» GIVEN PROBLEM: Copy each line that has the string "JSON" somewhere in it.
-- start RECORDS TO PROCESS --
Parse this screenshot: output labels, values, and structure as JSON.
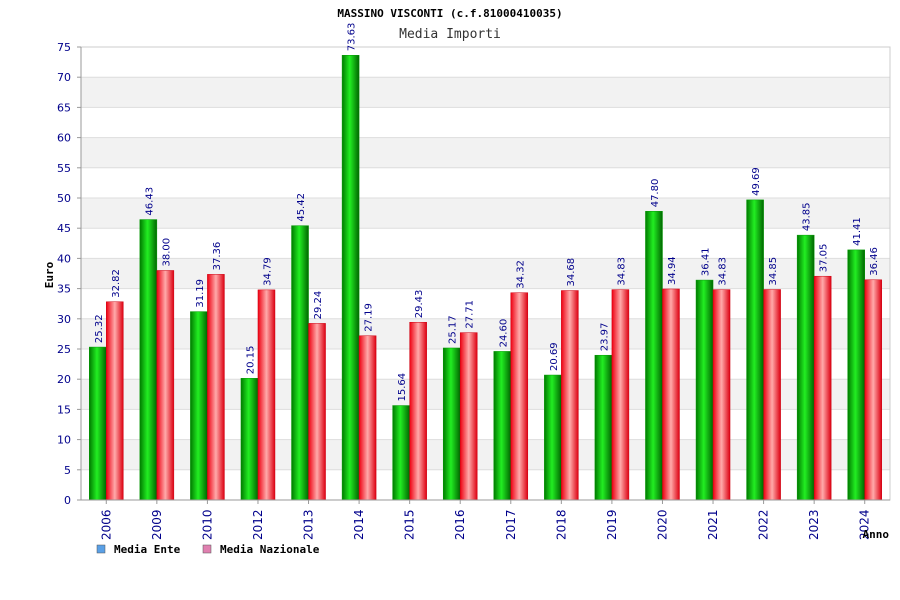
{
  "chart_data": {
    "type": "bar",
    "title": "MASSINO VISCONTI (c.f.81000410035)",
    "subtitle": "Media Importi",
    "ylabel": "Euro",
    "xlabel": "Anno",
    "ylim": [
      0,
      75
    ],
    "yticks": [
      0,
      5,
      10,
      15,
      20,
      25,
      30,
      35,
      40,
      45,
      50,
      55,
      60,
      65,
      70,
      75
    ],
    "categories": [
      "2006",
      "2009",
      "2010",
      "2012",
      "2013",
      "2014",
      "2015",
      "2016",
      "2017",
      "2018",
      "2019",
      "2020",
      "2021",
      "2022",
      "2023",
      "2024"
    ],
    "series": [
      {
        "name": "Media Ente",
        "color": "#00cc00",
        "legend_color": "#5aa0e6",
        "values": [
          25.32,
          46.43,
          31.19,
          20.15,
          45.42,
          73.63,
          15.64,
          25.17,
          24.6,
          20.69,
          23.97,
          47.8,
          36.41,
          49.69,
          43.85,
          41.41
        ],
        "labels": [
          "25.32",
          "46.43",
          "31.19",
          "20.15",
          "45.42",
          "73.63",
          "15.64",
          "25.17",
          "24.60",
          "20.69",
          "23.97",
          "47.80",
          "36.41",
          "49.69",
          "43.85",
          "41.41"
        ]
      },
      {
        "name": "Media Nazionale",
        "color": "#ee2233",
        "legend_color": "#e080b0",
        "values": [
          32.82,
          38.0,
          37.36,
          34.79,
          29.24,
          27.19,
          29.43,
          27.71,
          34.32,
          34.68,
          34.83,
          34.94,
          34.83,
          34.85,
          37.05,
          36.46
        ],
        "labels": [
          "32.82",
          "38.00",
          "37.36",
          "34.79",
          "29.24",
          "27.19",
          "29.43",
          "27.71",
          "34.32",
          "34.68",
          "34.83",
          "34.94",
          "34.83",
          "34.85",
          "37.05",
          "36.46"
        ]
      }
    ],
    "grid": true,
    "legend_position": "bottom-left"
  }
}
-- end RECORDS TO PROCESS --
-- start RECORDS TO PROCESS --
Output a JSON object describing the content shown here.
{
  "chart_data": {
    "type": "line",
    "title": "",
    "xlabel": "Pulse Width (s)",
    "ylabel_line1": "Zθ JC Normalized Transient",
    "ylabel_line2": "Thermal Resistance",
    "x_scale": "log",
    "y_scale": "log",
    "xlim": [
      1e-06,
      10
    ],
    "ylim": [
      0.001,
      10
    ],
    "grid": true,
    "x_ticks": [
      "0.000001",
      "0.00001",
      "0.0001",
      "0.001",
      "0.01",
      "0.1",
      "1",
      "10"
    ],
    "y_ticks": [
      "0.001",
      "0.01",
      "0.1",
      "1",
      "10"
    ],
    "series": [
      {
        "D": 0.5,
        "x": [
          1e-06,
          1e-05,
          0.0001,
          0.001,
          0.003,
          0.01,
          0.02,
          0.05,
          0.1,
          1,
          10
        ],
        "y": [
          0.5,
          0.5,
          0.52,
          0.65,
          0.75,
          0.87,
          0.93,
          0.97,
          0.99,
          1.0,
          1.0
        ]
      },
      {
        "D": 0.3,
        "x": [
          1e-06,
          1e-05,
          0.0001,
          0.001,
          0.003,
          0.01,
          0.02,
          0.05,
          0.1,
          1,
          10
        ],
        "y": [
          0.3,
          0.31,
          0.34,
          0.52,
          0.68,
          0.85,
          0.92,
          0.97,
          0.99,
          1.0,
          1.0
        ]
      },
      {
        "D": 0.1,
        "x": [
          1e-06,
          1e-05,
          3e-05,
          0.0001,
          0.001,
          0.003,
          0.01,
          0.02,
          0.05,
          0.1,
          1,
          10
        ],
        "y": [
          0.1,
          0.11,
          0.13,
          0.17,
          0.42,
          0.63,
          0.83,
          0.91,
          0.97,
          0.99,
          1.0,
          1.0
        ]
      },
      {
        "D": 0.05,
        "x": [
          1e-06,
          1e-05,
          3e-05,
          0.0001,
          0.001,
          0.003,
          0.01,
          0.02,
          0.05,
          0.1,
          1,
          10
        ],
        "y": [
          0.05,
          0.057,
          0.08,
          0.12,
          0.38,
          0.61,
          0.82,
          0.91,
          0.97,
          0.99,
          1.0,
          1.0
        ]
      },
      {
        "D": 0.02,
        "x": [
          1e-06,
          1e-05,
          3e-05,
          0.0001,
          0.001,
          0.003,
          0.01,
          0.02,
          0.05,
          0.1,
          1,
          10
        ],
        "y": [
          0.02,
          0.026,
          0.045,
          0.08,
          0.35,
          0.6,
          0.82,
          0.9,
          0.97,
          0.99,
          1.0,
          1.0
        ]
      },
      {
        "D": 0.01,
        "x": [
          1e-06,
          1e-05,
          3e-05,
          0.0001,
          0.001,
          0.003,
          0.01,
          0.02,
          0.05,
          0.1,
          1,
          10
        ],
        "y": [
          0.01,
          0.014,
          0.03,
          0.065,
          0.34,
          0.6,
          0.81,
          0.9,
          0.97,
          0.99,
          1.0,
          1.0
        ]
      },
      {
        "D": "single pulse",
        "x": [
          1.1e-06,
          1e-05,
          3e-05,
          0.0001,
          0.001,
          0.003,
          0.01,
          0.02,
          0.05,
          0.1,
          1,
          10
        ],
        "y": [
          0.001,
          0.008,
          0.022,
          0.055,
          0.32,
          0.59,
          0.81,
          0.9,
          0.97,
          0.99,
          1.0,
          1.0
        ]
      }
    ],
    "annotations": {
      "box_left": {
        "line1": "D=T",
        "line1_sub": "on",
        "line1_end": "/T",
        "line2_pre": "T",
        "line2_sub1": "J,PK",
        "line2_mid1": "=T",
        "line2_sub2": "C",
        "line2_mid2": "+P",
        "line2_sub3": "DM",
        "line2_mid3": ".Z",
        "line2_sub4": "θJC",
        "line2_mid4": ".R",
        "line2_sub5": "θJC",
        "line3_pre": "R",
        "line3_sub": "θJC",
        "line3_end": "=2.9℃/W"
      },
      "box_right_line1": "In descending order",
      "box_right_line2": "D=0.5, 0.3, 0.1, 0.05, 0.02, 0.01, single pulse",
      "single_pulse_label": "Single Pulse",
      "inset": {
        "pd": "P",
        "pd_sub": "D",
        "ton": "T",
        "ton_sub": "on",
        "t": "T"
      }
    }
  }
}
-- end RECORDS TO PROCESS --
-- start RECORDS TO PROCESS --
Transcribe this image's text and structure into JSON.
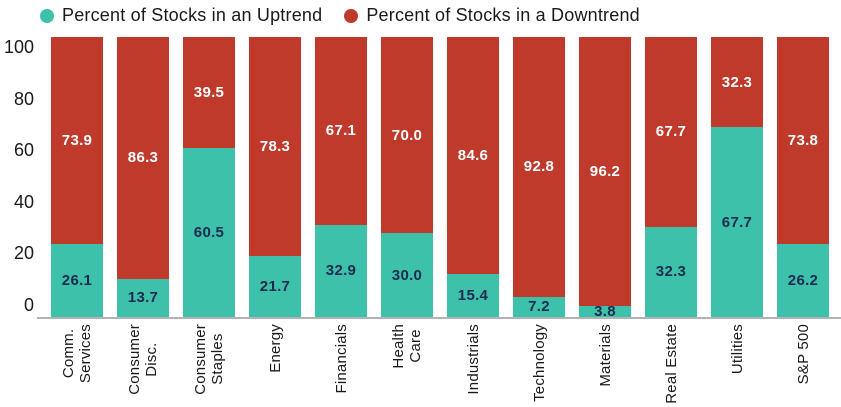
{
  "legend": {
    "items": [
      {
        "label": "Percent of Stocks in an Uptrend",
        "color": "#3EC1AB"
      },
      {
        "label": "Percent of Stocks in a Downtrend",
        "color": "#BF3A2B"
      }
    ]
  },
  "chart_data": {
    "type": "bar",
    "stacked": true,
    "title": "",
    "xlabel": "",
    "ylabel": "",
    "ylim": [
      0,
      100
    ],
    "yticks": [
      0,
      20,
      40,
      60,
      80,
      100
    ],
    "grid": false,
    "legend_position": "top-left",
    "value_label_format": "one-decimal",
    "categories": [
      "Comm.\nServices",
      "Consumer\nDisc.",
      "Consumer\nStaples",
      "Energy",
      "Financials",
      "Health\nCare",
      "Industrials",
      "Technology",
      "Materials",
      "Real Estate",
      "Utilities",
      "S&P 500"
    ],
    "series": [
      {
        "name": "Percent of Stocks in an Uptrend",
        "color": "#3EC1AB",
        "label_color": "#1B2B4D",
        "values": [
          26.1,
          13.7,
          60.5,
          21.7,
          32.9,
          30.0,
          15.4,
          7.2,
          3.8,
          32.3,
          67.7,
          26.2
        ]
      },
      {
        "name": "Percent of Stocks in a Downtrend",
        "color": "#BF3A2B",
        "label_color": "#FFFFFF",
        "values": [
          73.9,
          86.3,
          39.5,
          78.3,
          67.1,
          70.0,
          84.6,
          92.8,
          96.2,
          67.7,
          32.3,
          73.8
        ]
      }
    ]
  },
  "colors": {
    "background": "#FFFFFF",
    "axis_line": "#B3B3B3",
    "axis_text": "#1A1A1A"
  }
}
-- end RECORDS TO PROCESS --
» ANSWER TO THE TASK:
Parse this screenshot: output labels, values, and structure as JSON.
Output a JSON object describing the content shown here.
Transcribe this image's text and structure into JSON.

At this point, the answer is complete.